**Task**. Collect from the data below each line with "color".

Figure record extracts
========================================
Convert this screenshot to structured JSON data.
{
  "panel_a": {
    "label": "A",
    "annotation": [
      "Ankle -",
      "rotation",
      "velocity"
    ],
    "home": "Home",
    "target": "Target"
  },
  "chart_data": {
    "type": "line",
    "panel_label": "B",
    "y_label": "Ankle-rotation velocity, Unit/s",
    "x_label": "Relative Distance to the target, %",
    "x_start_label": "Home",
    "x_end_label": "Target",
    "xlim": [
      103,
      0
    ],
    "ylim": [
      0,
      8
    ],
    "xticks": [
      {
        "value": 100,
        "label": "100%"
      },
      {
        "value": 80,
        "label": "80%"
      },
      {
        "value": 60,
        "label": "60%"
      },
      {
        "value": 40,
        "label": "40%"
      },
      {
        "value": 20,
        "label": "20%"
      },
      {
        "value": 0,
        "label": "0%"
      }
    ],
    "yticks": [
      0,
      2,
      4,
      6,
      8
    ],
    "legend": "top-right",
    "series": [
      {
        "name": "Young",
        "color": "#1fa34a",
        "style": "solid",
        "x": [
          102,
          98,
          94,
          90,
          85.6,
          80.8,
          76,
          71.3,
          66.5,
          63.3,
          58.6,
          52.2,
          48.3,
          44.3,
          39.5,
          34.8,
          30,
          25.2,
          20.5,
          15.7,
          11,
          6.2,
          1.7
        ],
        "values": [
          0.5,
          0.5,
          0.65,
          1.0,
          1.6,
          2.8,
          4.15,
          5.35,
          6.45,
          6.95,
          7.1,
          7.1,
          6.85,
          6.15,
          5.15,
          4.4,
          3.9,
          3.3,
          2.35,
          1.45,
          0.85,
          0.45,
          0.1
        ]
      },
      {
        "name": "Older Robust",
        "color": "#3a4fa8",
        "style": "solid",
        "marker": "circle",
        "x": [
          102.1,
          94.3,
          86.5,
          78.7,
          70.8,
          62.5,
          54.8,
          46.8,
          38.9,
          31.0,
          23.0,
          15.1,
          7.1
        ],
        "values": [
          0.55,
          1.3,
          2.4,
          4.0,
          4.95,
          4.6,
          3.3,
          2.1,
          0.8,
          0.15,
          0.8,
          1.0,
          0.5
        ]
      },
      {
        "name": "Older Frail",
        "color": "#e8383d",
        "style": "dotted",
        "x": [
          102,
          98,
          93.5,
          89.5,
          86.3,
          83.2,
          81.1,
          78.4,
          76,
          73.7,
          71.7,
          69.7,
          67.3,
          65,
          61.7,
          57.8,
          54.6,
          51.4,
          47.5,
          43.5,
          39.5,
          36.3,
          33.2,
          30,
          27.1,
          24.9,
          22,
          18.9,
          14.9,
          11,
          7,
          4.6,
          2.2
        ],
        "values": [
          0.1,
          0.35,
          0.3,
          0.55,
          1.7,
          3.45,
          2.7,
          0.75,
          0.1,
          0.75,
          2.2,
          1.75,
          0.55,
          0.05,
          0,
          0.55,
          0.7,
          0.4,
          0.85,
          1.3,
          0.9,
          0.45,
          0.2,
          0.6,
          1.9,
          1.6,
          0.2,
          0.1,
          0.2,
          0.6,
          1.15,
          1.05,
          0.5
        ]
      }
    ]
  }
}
========================================
**Solution**.
        "color": "#1fa34a",
        "color": "#3a4fa8",
        "color": "#e8383d",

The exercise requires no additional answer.